Records excerpted from a collection:

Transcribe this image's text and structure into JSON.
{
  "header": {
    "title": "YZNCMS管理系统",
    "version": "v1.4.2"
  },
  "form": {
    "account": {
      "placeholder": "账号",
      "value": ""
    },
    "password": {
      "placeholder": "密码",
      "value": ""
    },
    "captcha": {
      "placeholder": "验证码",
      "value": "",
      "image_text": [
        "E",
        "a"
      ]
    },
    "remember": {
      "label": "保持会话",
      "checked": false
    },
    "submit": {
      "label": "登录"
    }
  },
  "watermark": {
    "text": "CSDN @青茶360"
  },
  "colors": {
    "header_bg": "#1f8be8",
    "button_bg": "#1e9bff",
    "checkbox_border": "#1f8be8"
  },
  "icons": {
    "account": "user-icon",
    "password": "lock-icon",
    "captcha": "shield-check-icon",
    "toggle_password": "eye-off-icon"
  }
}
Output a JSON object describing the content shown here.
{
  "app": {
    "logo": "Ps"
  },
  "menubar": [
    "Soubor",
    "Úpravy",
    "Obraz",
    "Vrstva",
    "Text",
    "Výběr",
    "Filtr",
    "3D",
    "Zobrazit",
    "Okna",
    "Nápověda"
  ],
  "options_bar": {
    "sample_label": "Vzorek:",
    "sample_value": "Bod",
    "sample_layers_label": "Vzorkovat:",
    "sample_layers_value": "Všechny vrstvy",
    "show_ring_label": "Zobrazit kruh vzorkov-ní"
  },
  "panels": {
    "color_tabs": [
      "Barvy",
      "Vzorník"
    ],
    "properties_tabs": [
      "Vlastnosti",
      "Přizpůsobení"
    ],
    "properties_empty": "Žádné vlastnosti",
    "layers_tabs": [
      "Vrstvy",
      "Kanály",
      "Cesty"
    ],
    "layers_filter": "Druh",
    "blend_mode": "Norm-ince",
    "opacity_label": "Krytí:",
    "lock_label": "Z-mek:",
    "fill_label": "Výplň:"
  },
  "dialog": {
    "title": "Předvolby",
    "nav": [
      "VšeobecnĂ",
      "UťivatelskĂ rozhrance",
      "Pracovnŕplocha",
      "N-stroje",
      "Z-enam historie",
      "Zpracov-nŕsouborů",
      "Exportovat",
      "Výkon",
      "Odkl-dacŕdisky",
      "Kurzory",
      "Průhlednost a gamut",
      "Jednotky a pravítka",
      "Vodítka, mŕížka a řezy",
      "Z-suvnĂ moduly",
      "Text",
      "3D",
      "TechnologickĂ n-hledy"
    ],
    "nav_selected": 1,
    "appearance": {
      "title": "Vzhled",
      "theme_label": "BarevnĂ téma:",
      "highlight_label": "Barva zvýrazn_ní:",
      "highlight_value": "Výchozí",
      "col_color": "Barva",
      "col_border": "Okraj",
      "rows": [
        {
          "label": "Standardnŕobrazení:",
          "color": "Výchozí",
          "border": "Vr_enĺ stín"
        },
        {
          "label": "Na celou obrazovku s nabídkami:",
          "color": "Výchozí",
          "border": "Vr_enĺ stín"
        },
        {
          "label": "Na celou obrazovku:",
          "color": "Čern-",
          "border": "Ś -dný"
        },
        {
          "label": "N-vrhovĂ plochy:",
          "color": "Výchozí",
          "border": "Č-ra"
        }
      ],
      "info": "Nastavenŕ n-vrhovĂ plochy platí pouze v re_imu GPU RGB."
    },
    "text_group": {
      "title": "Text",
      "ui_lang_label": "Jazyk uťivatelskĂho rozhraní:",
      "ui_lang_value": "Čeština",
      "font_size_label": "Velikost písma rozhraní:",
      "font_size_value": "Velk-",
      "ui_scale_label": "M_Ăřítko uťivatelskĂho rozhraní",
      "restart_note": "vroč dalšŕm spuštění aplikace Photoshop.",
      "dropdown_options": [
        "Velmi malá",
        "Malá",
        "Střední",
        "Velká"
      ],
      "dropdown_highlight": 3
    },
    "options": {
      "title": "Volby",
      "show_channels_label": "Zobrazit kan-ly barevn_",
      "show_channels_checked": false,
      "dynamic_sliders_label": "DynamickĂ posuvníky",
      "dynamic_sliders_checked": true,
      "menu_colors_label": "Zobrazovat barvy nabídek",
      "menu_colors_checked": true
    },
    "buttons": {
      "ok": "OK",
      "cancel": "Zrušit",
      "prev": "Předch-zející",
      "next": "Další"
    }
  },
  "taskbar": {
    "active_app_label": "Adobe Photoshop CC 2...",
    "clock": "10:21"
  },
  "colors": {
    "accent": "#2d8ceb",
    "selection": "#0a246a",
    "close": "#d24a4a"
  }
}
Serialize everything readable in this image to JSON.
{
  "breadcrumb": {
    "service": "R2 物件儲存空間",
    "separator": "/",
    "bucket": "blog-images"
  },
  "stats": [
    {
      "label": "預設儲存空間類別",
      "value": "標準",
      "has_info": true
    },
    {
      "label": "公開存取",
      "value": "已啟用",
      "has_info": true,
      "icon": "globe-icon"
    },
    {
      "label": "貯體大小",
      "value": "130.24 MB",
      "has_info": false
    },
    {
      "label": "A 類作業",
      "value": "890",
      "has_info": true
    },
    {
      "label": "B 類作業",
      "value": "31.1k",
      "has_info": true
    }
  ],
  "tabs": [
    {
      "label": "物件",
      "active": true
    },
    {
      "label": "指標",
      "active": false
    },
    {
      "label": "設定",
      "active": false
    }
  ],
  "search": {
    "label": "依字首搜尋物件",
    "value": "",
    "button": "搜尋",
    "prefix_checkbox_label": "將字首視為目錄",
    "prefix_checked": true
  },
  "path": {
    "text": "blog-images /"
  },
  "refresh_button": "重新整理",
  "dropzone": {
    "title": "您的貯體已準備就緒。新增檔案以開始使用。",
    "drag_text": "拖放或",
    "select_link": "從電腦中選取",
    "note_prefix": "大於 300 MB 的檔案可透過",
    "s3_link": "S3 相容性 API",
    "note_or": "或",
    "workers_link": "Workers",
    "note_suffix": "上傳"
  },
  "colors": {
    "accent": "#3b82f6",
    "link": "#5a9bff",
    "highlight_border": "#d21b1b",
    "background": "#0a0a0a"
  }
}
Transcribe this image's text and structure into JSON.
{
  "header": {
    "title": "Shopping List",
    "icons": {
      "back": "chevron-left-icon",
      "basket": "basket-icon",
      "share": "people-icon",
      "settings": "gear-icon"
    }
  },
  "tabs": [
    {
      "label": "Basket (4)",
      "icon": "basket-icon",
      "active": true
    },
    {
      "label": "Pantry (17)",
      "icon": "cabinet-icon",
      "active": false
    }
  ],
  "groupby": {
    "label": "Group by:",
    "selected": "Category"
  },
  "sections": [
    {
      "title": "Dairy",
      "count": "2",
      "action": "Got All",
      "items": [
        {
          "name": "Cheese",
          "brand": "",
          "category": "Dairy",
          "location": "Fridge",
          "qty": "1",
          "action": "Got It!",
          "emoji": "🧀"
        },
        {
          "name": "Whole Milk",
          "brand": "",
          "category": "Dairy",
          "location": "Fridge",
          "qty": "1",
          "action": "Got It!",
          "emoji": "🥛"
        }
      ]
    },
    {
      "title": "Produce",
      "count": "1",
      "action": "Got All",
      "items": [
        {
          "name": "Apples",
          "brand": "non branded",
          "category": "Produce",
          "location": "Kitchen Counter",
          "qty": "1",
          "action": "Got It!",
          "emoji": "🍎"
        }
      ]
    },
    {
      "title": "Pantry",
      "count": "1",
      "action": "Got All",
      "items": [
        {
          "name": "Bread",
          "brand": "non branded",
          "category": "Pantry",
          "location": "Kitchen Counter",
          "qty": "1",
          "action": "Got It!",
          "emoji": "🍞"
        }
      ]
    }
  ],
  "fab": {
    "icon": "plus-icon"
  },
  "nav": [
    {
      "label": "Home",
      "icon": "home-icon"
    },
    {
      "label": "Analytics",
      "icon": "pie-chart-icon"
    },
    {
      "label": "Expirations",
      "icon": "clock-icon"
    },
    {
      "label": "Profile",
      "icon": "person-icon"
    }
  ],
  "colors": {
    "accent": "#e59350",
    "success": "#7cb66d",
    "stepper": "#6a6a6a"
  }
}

## AIM
Report every line in the data above in which the word "name" appears.

## RESULT
          "name": "Cheese",
          "name": "Whole Milk",
          "name": "Apples",
          "name": "Bread",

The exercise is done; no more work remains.